### Data to examine
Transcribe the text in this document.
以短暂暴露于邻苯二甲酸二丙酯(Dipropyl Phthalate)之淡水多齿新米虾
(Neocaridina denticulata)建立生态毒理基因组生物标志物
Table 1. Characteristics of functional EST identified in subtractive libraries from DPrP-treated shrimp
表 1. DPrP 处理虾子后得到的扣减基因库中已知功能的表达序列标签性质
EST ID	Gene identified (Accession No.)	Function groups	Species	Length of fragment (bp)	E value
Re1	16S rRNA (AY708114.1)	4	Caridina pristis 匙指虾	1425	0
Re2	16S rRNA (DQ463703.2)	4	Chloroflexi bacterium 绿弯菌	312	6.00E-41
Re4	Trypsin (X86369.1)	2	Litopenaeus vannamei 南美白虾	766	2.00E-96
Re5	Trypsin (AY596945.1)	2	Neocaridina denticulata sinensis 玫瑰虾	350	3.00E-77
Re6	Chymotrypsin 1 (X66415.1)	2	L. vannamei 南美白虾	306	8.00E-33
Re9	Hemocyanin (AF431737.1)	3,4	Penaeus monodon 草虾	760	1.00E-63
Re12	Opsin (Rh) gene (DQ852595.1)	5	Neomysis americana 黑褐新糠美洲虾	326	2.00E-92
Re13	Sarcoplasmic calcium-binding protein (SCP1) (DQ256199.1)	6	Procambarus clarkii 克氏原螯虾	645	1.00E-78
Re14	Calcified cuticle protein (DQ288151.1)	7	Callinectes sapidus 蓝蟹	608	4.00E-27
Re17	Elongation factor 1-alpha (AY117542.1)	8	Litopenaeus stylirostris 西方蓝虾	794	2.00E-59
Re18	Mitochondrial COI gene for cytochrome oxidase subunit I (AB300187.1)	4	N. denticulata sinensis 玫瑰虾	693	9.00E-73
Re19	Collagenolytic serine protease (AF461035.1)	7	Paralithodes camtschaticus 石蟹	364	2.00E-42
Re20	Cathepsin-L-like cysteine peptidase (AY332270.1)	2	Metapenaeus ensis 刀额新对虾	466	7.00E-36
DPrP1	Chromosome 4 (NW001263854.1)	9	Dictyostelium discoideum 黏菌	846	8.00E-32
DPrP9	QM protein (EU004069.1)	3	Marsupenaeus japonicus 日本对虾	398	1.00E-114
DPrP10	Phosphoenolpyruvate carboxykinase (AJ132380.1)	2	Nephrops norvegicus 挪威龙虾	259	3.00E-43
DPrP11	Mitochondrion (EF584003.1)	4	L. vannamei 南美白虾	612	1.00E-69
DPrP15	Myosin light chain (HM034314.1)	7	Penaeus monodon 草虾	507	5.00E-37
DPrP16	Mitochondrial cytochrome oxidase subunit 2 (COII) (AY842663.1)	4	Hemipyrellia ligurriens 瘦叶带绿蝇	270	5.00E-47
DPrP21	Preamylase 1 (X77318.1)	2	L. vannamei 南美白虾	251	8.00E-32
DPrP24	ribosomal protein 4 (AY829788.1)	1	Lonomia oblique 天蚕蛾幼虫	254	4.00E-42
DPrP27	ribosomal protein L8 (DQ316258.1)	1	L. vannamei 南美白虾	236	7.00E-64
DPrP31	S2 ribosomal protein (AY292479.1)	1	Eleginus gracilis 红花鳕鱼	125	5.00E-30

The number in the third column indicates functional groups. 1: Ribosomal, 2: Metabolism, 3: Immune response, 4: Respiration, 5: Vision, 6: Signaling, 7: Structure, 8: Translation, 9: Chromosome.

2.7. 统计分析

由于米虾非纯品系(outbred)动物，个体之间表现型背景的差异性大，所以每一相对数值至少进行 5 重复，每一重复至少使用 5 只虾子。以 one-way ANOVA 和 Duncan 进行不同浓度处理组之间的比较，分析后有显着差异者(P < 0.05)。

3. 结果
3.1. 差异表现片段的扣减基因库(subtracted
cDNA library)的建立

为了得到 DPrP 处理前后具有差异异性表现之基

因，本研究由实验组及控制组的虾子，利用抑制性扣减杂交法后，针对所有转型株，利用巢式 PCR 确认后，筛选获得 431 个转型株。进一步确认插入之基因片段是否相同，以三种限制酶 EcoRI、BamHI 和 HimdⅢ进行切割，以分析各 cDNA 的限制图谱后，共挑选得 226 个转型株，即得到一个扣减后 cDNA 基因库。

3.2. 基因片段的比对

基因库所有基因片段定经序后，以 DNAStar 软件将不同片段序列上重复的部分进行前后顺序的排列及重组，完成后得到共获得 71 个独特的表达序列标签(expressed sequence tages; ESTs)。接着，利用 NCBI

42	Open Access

### Task objective
A word-for-word copy of the data above is the goal, so set it all down again.

### Output
Transcribe the text in this document.
以短暂暴露于邻苯二甲酸二丙酯(Dipropyl Phthalate)之淡水多齿新米虾
(Neocaridina denticulata)建立生态毒理基因组生物标志物
Table 1. Characteristics of functional EST identified in subtractive libraries from DPrP-treated shrimp
表 1. DPrP 处理虾子后得到的扣减基因库中已知功能的表达序列标签性质
EST ID	Gene identified (Accession No.)	Function groups	Species	Length of fragment (bp)	E value
Re1	16S rRNA (AY708114.1)	4	Caridina pristis 匙指虾	1425	0
Re2	16S rRNA (DQ463703.2)	4	Chloroflexi bacterium 绿弯菌	312	6.00E-41
Re4	Trypsin (X86369.1)	2	Litopenaeus vannamei 南美白虾	766	2.00E-96
Re5	Trypsin (AY596945.1)	2	Neocaridina denticulata sinensis 玫瑰虾	350	3.00E-77
Re6	Chymotrypsin 1 (X66415.1)	2	L. vannamei 南美白虾	306	8.00E-33
Re9	Hemocyanin (AF431737.1)	3,4	Penaeus monodon 草虾	760	1.00E-63
Re12	Opsin (Rh) gene (DQ852595.1)	5	Neomysis americana 黑褐新糠美洲虾	326	2.00E-92
Re13	Sarcoplasmic calcium-binding protein (SCP1) (DQ256199.1)	6	Procambarus clarkii 克氏原螯虾	645	1.00E-78
Re14	Calcified cuticle protein (DQ288151.1)	7	Callinectes sapidus 蓝蟹	608	4.00E-27
Re17	Elongation factor 1-alpha (AY117542.1)	8	Litopenaeus stylirostris 西方蓝虾	794	2.00E-59
Re18	Mitochondrial COI gene for cytochrome oxidase subunit I (AB300187.1)	4	N. denticulata sinensis 玫瑰虾	693	9.00E-73
Re19	Collagenolytic serine protease (AF461035.1)	7	Paralithodes camtschaticus 石蟹	364	2.00E-42
Re20	Cathepsin-L-like cysteine peptidase (AY332270.1)	2	Metapenaeus ensis 刀额新对虾	466	7.00E-36
DPrP1	Chromosome 4 (NW001263854.1)	9	Dictyostelium discoideum 黏菌	846	8.00E-32
DPrP9	QM protein (EU004069.1)	3	Marsupenaeus japonicus 日本对虾	398	1.00E-114
DPrP10	Phosphoenolpyruvate carboxykinase (AJ132380.1)	2	Nephrops norvegicus 挪威龙虾	259	3.00E-43
DPrP11	Mitochondrion (EF584003.1)	4	L. vannamei 南美白虾	612	1.00E-69
DPrP15	Myosin light chain (HM034314.1)	7	Penaeus monodon 草虾	507	5.00E-37
DPrP16	Mitochondrial cytochrome oxidase subunit 2 (COII) (AY842663.1)	4	Hemipyrellia ligurriens 瘦叶带绿蝇	270	5.00E-47
DPrP21	Preamylase 1 (X77318.1)	2	L. vannamei 南美白虾	251	8.00E-32
DPrP24	ribosomal protein 4 (AY829788.1)	1	Lonomia oblique 天蚕蛾幼虫	254	4.00E-42
DPrP27	ribosomal protein L8 (DQ316258.1)	1	L. vannamei 南美白虾	236	7.00E-64
DPrP31	S2 ribosomal protein (AY292479.1)	1	Eleginus gracilis 红花鳕鱼	125	5.00E-30

The number in the third column indicates functional groups. 1: Ribosomal, 2: Metabolism, 3: Immune response, 4: Respiration, 5: Vision, 6: Signaling, 7: Structure, 8: Translation, 9: Chromosome.

2.7. 统计分析

由于米虾非纯品系(outbred)动物，个体之间表现型背景的差异性大，所以每一相对数值至少进行 5 重复，每一重复至少使用 5 只虾子。以 one-way ANOVA 和 Duncan 进行不同浓度处理组之间的比较，分析后有显着差异者(P < 0.05)。

3. 结果
3.1. 差异表现片段的扣减基因库(subtracted
cDNA library)的建立

为了得到 DPrP 处理前后具有差异异性表现之基

因，本研究由实验组及控制组的虾子，利用抑制性扣减杂交法后，针对所有转型株，利用巢式 PCR 确认后，筛选获得 431 个转型株。进一步确认插入之基因片段是否相同，以三种限制酶 EcoRI、BamHI 和 HimdⅢ进行切割，以分析各 cDNA 的限制图谱后，共挑选得 226 个转型株，即得到一个扣减后 cDNA 基因库。

3.2. 基因片段的比对

基因库所有基因片段定经序后，以 DNAStar 软件将不同片段序列上重复的部分进行前后顺序的排列及重组，完成后得到共获得 71 个独特的表达序列标签(expressed sequence tages; ESTs)。接着，利用 NCBI

42	Open Access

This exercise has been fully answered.